→ **WRITTEN TASK**: The entries below are to be written out again without alteration.

→ **TASK MATERIAL**:
######
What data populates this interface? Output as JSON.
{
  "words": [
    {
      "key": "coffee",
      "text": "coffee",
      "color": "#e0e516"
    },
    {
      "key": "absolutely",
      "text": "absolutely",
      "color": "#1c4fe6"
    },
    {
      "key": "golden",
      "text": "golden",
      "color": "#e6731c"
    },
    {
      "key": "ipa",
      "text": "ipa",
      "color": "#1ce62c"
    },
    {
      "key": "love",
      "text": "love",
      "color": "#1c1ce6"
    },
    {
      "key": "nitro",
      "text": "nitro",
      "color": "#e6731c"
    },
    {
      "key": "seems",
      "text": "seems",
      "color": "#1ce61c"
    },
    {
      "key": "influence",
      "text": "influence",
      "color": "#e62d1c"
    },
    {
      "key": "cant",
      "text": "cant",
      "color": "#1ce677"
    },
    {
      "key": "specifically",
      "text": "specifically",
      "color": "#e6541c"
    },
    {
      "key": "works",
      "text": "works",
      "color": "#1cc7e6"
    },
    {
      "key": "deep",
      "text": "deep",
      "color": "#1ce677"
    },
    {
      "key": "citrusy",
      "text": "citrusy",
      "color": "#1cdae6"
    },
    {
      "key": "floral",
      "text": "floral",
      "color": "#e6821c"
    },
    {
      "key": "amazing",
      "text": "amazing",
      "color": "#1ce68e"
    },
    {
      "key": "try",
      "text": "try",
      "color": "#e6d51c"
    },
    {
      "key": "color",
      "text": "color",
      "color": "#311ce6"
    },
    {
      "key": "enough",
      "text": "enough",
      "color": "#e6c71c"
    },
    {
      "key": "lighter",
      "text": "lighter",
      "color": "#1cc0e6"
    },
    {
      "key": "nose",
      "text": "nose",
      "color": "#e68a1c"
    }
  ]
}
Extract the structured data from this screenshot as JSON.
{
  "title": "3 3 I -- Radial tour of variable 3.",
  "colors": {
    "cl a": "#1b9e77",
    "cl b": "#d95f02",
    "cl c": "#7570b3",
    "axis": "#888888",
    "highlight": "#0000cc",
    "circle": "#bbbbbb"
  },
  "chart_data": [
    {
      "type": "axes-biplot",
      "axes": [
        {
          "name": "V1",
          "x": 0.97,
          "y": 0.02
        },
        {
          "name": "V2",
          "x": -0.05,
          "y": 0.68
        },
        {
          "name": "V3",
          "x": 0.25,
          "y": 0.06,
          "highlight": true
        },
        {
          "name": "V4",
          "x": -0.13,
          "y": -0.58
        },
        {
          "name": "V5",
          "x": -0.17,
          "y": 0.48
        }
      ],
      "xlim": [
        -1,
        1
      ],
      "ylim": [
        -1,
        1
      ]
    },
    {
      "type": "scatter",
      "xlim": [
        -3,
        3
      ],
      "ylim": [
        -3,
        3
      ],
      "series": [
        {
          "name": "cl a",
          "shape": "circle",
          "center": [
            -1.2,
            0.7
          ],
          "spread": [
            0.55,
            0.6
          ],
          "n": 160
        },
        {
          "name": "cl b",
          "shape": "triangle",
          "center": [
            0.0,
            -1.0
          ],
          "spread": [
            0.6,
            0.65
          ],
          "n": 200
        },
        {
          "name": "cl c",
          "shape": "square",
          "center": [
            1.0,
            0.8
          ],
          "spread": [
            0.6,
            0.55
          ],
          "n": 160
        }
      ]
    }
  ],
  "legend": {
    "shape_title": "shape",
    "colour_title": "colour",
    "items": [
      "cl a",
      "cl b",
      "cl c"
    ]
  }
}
######
→ **EXERCISE OUTPUT**:
What data populates this interface? Output as JSON.
{
  "words": [
    {
      "key": "coffee",
      "text": "coffee",
      "color": "#e0e516"
    },
    {
      "key": "absolutely",
      "text": "absolutely",
      "color": "#1c4fe6"
    },
    {
      "key": "golden",
      "text": "golden",
      "color": "#e6731c"
    },
    {
      "key": "ipa",
      "text": "ipa",
      "color": "#1ce62c"
    },
    {
      "key": "love",
      "text": "love",
      "color": "#1c1ce6"
    },
    {
      "key": "nitro",
      "text": "nitro",
      "color": "#e6731c"
    },
    {
      "key": "seems",
      "text": "seems",
      "color": "#1ce61c"
    },
    {
      "key": "influence",
      "text": "influence",
      "color": "#e62d1c"
    },
    {
      "key": "cant",
      "text": "cant",
      "color": "#1ce677"
    },
    {
      "key": "specifically",
      "text": "specifically",
      "color": "#e6541c"
    },
    {
      "key": "works",
      "text": "works",
      "color": "#1cc7e6"
    },
    {
      "key": "deep",
      "text": "deep",
      "color": "#1ce677"
    },
    {
      "key": "citrusy",
      "text": "citrusy",
      "color": "#1cdae6"
    },
    {
      "key": "floral",
      "text": "floral",
      "color": "#e6821c"
    },
    {
      "key": "amazing",
      "text": "amazing",
      "color": "#1ce68e"
    },
    {
      "key": "try",
      "text": "try",
      "color": "#e6d51c"
    },
    {
      "key": "color",
      "text": "color",
      "color": "#311ce6"
    },
    {
      "key": "enough",
      "text": "enough",
      "color": "#e6c71c"
    },
    {
      "key": "lighter",
      "text": "lighter",
      "color": "#1cc0e6"
    },
    {
      "key": "nose",
      "text": "nose",
      "color": "#e68a1c"
    }
  ]
}
Extract the structured data from this screenshot as JSON.
{
  "title": "3 3 I -- Radial tour of variable 3.",
  "colors": {
    "cl a": "#1b9e77",
    "cl b": "#d95f02",
    "cl c": "#7570b3",
    "axis": "#888888",
    "highlight": "#0000cc",
    "circle": "#bbbbbb"
  },
  "chart_data": [
    {
      "type": "axes-biplot",
      "axes": [
        {
          "name": "V1",
          "x": 0.97,
          "y": 0.02
        },
        {
          "name": "V2",
          "x": -0.05,
          "y": 0.68
        },
        {
          "name": "V3",
          "x": 0.25,
          "y": 0.06,
          "highlight": true
        },
        {
          "name": "V4",
          "x": -0.13,
          "y": -0.58
        },
        {
          "name": "V5",
          "x": -0.17,
          "y": 0.48
        }
      ],
      "xlim": [
        -1,
        1
      ],
      "ylim": [
        -1,
        1
      ]
    },
    {
      "type": "scatter",
      "xlim": [
        -3,
        3
      ],
      "ylim": [
        -3,
        3
      ],
      "series": [
        {
          "name": "cl a",
          "shape": "circle",
          "center": [
            -1.2,
            0.7
          ],
          "spread": [
            0.55,
            0.6
          ],
          "n": 160
        },
        {
          "name": "cl b",
          "shape": "triangle",
          "center": [
            0.0,
            -1.0
          ],
          "spread": [
            0.6,
            0.65
          ],
          "n": 200
        },
        {
          "name": "cl c",
          "shape": "square",
          "center": [
            1.0,
            0.8
          ],
          "spread": [
            0.6,
            0.55
          ],
          "n": 160
        }
      ]
    }
  ],
  "legend": {
    "shape_title": "shape",
    "colour_title": "colour",
    "items": [
      "cl a",
      "cl b",
      "cl c"
    ]
  }
}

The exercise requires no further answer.